═══ Dataset ═══

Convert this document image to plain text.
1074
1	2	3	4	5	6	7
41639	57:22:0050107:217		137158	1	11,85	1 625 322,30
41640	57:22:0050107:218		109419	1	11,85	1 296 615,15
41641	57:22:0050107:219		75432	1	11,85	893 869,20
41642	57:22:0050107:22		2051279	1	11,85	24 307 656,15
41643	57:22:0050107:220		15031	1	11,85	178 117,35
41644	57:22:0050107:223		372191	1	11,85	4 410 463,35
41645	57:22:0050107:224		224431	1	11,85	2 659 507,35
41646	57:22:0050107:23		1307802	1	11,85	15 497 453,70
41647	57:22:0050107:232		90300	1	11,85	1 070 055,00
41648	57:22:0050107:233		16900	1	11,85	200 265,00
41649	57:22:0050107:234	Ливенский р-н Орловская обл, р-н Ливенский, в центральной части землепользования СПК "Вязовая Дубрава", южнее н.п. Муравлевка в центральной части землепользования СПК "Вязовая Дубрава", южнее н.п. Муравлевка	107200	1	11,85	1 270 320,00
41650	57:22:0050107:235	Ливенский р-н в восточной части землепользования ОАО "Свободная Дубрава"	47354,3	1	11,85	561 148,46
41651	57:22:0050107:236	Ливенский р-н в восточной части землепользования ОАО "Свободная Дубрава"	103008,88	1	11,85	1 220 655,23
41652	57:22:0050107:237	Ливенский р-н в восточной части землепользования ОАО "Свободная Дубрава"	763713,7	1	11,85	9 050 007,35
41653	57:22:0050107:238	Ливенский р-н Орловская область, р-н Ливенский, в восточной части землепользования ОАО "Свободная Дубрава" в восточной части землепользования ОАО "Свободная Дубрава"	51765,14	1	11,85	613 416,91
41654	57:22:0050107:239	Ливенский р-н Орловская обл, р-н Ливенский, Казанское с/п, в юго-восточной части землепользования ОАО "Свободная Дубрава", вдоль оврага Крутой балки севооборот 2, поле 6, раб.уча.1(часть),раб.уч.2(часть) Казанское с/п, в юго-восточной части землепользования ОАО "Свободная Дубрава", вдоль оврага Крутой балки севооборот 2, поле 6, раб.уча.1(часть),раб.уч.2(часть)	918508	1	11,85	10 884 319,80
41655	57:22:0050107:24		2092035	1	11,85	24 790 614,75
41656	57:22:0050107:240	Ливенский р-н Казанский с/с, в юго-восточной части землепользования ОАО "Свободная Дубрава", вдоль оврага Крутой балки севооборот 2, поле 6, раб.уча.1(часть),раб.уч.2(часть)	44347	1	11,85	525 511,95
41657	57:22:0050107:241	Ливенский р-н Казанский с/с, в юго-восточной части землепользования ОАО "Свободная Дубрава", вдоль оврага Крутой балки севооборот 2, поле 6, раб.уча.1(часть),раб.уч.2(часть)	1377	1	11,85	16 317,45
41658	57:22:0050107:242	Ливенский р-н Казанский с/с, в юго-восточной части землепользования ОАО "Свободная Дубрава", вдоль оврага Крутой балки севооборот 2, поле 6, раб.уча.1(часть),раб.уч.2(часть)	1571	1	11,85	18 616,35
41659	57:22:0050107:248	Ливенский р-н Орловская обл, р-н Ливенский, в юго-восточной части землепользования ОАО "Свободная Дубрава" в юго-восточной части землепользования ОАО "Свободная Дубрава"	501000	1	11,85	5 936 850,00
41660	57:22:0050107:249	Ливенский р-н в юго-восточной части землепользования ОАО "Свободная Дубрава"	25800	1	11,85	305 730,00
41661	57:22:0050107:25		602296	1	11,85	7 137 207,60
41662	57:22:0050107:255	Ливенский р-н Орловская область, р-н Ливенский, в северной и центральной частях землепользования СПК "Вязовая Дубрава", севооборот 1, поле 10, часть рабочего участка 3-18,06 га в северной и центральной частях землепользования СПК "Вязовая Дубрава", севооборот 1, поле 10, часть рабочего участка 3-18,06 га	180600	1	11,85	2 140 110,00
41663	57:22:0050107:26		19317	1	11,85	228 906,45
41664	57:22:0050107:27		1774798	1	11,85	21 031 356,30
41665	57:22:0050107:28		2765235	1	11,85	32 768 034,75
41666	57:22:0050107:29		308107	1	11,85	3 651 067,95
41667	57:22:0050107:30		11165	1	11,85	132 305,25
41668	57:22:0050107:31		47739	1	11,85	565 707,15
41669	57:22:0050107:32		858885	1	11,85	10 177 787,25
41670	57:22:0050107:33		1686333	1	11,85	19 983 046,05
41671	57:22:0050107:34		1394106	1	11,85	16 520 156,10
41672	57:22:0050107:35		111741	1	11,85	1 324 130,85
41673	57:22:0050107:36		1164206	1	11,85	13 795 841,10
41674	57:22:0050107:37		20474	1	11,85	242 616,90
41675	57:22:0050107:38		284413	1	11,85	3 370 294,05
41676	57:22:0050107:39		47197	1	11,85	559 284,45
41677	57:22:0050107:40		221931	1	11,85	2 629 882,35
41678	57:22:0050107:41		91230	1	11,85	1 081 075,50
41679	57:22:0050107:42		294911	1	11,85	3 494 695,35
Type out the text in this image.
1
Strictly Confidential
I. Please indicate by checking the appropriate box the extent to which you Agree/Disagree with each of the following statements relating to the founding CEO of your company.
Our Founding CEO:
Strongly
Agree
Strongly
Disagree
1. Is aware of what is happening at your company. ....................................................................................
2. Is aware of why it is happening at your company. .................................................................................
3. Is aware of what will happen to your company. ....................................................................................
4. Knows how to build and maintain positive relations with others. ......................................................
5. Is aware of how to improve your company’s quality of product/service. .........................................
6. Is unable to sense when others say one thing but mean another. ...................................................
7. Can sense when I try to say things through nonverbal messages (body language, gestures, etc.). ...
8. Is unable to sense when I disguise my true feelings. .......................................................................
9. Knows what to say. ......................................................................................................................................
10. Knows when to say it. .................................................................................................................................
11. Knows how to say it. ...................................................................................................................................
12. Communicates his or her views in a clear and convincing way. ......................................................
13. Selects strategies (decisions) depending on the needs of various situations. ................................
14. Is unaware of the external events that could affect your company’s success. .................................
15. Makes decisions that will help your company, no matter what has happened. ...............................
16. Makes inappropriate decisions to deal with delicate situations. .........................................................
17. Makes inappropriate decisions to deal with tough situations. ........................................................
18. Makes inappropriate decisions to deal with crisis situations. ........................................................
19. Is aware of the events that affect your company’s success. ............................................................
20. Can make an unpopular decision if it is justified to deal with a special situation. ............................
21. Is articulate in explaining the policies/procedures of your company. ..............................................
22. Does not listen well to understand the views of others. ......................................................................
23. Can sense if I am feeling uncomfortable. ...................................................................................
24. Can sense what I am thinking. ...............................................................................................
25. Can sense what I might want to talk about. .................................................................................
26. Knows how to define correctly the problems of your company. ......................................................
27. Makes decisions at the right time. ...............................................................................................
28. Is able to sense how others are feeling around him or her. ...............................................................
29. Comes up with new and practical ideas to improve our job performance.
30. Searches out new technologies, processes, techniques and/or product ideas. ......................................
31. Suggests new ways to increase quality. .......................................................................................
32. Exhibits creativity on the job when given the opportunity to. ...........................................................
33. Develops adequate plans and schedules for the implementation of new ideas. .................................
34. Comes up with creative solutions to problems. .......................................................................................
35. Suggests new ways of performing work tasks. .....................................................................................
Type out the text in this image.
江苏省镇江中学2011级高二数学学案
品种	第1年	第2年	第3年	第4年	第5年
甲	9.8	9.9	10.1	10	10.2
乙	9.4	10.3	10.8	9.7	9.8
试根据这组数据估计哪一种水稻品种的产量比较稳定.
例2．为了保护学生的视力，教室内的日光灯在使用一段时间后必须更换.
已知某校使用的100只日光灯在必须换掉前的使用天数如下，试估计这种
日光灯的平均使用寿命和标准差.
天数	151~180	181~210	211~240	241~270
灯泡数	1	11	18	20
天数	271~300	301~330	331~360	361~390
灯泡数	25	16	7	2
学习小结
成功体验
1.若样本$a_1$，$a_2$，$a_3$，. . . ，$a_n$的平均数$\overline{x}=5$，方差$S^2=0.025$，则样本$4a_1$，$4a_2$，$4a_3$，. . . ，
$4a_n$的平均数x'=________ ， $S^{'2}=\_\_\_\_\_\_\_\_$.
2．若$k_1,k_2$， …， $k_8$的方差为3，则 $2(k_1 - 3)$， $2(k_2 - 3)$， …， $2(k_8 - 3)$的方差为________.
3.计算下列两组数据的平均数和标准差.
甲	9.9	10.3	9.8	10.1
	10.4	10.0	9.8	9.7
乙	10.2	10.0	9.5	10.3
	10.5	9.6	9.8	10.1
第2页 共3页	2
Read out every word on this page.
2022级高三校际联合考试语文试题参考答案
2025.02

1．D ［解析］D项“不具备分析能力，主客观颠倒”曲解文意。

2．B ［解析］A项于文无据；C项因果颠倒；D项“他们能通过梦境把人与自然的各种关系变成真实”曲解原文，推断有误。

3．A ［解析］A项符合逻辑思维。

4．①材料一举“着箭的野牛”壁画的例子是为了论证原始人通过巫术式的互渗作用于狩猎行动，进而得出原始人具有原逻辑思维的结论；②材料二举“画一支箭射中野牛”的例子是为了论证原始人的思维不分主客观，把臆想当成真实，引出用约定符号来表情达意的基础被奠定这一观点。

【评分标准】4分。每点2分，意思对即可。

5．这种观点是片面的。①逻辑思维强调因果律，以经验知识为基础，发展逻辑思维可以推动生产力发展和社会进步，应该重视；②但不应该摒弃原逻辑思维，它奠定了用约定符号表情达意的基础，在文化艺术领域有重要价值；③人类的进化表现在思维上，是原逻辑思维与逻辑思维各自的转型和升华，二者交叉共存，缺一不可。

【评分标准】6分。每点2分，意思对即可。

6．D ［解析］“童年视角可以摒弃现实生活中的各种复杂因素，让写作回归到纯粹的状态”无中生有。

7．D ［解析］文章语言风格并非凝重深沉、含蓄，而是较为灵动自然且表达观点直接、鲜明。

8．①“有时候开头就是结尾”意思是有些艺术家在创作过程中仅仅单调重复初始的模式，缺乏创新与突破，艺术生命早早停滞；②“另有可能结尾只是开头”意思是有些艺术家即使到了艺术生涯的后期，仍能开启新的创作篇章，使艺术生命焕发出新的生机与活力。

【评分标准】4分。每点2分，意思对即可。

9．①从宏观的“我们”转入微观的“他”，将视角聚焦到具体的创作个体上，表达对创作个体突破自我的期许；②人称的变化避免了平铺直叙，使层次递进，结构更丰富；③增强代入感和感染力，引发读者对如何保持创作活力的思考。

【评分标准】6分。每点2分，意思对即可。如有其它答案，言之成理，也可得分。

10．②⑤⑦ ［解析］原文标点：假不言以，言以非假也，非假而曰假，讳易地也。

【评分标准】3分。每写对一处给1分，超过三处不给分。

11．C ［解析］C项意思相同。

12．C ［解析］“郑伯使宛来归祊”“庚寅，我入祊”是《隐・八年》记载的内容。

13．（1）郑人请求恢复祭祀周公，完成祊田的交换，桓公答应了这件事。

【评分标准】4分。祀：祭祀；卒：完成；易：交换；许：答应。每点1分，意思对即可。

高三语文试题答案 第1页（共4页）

═══

-- Exercise prompt --
From the entries above, return each line with the word "company" in it.

-- Finished task --
I. Please indicate by checking the appropriate box the extent to which you Agree/Disagree with each of the following statements relating to the founding CEO of your company.
1. Is aware of what is happening at your company. ....................................................................................
2. Is aware of why it is happening at your company. .................................................................................
3. Is aware of what will happen to your company. ....................................................................................
5. Is aware of how to improve your company’s quality of product/service. .........................................
14. Is unaware of the external events that could affect your company’s success. .................................
15. Makes decisions that will help your company, no matter what has happened. ...............................
19. Is aware of the events that affect your company’s success. ............................................................
21. Is articulate in explaining the policies/procedures of your company. ..............................................
26. Knows how to define correctly the problems of your company. ......................................................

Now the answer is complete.